GOAL: Read the records below. Copy each line where the string "source" occurs.

RECORDS SUPPLIED:

▬▬▬

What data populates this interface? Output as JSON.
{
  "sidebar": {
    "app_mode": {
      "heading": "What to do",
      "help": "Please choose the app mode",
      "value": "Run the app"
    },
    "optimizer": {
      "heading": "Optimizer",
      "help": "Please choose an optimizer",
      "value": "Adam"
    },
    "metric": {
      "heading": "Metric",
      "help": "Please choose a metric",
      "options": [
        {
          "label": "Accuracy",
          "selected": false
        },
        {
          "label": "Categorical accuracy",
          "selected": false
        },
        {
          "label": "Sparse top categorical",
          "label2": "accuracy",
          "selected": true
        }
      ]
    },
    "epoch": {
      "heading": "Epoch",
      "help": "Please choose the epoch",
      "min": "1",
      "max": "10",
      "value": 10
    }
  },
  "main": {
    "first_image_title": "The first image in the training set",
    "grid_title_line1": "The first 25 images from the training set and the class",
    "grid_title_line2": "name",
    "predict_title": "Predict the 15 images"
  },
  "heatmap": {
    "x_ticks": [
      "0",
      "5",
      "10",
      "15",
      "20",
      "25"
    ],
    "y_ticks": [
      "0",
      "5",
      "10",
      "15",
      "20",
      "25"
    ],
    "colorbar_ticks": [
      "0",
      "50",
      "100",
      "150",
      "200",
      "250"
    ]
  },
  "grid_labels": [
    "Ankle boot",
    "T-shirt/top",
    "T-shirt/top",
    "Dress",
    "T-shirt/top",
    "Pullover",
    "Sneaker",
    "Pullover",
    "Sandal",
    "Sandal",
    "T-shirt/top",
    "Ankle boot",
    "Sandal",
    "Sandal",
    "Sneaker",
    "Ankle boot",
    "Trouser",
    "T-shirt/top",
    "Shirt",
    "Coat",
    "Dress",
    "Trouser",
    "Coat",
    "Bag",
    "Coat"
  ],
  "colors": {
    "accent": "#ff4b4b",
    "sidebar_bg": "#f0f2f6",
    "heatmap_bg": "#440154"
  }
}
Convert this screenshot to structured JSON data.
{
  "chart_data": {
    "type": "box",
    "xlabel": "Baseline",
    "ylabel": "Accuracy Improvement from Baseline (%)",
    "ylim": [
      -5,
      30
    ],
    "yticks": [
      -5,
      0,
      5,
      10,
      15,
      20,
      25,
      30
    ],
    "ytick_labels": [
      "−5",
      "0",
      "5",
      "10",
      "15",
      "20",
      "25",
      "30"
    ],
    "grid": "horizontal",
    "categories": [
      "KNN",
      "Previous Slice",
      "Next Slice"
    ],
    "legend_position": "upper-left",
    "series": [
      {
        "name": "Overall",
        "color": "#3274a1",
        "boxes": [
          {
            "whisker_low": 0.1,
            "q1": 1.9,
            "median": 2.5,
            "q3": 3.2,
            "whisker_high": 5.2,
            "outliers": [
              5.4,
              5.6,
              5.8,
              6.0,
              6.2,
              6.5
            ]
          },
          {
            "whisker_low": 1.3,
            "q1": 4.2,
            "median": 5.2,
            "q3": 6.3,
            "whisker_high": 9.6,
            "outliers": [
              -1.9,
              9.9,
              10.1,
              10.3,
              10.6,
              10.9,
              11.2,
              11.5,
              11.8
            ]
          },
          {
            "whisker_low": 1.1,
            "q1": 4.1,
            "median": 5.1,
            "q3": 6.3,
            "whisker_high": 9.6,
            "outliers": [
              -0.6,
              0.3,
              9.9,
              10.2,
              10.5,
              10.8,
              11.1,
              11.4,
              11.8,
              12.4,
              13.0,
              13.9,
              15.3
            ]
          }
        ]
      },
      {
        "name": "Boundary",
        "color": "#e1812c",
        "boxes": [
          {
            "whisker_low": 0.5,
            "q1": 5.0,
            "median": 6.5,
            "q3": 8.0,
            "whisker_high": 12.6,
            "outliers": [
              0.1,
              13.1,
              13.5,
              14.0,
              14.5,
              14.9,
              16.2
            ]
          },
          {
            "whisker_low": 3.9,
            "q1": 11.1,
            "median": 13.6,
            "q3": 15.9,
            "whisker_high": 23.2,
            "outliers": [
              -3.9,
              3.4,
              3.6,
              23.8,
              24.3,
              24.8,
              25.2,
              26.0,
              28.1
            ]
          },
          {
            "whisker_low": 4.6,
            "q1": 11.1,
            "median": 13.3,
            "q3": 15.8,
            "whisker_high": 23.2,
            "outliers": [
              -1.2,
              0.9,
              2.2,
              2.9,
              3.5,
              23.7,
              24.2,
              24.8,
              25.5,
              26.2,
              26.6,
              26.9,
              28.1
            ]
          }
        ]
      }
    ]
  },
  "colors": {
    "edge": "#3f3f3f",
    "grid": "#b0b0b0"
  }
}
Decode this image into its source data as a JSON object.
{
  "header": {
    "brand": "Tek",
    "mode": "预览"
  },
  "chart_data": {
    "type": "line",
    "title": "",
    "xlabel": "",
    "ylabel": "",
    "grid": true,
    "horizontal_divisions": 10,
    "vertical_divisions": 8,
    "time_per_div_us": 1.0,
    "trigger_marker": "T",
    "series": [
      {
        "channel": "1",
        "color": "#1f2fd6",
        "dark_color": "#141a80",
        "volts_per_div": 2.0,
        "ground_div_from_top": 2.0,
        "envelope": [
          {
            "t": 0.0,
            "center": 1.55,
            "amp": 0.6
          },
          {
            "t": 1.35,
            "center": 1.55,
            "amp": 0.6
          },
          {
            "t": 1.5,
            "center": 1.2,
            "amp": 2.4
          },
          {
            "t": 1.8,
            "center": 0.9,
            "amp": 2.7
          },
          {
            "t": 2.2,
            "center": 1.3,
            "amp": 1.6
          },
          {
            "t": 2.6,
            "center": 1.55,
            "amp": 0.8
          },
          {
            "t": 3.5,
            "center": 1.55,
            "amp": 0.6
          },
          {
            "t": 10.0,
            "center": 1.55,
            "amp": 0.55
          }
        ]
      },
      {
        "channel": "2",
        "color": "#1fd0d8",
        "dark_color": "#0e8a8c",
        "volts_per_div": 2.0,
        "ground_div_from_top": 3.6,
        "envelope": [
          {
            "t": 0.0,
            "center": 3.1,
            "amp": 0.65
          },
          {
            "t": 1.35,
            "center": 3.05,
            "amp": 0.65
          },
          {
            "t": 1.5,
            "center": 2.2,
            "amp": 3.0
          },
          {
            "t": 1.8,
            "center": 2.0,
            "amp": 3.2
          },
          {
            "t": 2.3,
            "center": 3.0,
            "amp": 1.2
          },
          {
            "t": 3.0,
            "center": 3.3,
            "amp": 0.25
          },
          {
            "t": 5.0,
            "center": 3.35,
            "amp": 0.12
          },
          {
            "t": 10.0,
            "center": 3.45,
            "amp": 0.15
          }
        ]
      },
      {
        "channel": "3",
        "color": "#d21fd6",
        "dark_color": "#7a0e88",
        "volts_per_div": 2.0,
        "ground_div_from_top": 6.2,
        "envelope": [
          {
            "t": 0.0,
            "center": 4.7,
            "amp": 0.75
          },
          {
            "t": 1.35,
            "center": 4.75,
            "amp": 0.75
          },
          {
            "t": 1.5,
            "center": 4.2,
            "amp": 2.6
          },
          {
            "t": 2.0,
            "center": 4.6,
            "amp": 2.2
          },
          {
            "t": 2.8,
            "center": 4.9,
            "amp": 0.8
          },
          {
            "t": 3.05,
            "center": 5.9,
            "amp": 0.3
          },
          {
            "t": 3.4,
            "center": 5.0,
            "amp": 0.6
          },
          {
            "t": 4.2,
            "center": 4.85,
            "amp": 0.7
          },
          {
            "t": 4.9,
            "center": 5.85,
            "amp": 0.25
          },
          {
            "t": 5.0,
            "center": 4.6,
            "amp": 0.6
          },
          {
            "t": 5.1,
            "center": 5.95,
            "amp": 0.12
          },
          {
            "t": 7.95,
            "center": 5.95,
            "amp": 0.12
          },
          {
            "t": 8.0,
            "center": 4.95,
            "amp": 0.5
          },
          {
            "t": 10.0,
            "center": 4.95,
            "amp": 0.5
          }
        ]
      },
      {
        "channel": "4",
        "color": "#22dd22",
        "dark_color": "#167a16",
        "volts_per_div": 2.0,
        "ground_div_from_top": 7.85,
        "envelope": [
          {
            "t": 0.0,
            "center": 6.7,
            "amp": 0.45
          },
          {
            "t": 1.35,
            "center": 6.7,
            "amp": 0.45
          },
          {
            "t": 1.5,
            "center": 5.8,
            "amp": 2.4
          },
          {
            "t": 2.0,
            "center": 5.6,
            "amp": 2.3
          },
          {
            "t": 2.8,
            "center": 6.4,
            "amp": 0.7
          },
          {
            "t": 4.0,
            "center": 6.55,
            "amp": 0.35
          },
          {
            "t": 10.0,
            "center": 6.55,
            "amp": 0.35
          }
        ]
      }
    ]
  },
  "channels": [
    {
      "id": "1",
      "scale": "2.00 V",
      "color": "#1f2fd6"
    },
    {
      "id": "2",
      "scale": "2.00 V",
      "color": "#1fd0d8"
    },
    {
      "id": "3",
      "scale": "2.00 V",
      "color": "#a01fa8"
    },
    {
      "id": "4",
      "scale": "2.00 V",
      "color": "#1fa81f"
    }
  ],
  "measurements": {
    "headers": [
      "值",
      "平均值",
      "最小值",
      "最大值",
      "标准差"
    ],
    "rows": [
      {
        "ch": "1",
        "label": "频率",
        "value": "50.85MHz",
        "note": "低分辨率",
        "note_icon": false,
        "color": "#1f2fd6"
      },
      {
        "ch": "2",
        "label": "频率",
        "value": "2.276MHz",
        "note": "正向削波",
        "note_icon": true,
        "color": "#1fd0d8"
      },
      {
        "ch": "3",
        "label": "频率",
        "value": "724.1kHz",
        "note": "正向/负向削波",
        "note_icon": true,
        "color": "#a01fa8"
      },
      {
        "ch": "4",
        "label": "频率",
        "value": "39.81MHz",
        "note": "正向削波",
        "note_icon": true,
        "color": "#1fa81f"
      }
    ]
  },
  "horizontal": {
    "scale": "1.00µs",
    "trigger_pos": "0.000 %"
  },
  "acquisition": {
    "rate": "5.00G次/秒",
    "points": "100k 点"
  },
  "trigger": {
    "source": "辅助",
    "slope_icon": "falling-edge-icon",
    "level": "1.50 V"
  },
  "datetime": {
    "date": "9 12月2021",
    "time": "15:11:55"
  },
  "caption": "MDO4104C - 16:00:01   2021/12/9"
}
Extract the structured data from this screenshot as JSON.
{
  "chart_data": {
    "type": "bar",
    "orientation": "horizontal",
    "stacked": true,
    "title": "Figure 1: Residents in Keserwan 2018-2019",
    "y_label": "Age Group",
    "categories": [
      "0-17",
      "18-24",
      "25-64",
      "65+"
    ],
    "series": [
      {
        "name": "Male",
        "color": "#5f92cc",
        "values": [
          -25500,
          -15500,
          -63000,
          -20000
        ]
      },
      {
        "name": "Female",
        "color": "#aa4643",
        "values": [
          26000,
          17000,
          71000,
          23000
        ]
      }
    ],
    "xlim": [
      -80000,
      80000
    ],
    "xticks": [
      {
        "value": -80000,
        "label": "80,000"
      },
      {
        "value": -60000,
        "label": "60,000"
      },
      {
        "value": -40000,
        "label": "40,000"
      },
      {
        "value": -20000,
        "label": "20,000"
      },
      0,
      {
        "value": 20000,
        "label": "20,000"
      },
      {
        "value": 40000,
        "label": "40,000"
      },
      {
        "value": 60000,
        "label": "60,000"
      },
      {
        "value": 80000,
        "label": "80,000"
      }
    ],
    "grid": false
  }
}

▬▬▬

OUTPUT OF THE EXERCISE:
Decode this image into its source data as a JSON object.
    "source": "辅助",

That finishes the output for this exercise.